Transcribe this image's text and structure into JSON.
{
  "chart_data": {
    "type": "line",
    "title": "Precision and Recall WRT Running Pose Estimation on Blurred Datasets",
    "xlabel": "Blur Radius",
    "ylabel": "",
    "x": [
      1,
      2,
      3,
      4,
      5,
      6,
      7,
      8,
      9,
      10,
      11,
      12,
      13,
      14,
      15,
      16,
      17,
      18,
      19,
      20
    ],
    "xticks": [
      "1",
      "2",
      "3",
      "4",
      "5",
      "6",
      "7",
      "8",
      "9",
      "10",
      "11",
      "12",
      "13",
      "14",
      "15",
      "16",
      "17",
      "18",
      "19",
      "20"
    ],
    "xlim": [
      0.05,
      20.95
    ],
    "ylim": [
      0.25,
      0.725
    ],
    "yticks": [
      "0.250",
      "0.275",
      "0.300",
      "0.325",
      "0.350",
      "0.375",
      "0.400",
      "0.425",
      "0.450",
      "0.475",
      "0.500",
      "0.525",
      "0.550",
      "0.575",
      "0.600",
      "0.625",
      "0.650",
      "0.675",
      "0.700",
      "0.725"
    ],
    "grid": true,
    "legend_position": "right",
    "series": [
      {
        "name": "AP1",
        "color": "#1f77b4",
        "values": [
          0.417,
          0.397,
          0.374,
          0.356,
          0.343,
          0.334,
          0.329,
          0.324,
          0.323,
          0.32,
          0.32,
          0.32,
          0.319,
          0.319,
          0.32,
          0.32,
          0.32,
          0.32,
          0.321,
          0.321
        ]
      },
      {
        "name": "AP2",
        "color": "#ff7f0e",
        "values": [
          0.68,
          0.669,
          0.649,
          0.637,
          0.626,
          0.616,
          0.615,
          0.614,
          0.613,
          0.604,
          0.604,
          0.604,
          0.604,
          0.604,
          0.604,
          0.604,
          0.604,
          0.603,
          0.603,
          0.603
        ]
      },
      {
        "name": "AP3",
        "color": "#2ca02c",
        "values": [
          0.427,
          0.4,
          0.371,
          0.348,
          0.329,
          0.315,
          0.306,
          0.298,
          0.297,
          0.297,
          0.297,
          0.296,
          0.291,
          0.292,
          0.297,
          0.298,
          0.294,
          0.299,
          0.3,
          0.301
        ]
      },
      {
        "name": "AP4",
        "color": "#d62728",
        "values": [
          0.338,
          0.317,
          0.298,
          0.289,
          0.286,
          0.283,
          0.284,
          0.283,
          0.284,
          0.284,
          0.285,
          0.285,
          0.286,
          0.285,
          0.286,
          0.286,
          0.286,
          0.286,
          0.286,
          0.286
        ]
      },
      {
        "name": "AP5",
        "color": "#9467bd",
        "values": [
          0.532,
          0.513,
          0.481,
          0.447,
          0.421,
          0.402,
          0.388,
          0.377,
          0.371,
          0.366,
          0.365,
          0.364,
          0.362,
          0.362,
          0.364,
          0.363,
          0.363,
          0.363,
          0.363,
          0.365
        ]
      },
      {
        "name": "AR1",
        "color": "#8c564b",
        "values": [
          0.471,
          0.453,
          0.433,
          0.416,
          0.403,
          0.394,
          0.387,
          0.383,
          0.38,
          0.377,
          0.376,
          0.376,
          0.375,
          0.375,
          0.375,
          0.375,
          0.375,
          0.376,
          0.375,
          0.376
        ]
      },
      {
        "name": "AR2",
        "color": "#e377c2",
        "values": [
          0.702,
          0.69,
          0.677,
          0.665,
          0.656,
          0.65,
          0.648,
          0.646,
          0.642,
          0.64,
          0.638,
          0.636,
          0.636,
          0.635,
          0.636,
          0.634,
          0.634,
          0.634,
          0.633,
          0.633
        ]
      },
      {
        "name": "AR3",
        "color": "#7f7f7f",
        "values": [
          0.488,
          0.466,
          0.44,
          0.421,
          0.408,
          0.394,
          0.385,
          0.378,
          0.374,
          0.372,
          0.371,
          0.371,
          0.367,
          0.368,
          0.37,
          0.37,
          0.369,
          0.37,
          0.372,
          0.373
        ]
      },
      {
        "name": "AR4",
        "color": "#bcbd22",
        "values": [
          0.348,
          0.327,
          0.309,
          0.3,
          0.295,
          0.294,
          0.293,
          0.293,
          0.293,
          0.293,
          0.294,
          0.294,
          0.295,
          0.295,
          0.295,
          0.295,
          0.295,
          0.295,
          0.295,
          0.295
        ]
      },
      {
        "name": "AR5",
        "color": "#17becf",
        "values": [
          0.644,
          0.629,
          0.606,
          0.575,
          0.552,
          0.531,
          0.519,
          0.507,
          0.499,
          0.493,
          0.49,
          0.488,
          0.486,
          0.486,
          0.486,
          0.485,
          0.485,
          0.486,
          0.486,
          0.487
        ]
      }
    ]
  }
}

· · · · · · ·

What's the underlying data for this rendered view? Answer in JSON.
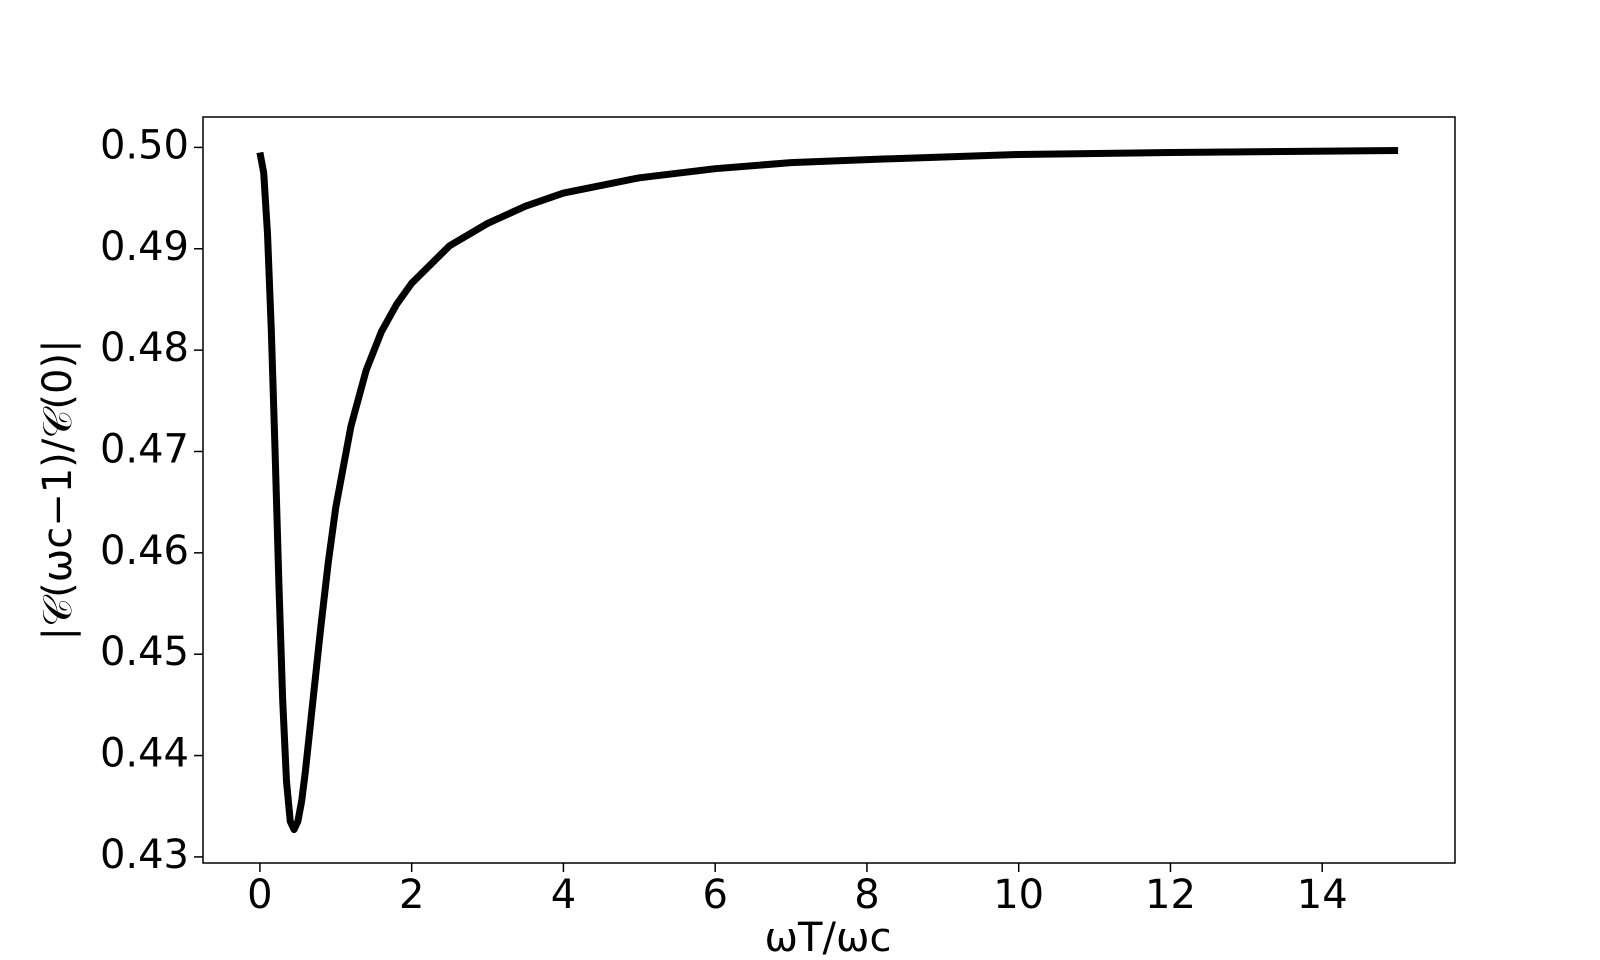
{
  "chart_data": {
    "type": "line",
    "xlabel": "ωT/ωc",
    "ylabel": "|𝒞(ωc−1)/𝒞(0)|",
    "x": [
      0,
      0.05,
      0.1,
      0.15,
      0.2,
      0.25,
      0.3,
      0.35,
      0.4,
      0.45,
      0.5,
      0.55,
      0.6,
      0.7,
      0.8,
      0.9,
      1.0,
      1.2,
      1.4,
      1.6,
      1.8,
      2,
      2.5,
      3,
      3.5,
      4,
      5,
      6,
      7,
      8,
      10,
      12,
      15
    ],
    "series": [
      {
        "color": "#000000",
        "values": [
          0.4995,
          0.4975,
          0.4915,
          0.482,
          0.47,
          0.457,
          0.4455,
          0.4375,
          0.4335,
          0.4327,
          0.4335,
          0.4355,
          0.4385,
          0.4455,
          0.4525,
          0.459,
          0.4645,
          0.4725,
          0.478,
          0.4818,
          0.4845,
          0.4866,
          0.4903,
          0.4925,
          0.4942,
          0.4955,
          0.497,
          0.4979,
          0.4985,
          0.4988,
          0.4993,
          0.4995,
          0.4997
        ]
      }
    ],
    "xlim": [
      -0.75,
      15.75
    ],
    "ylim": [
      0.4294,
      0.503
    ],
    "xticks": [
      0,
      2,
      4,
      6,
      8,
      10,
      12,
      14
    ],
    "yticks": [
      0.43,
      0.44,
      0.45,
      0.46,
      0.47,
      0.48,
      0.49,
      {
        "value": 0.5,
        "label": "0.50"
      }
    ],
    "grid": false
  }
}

· · · · · · ·

# TO DO
Copy all lines from the material that hold "this".

# CORRECT ANSWER
Transcribe this image's text and structure into JSON.
What's the underlying data for this rendered view? Answer in JSON.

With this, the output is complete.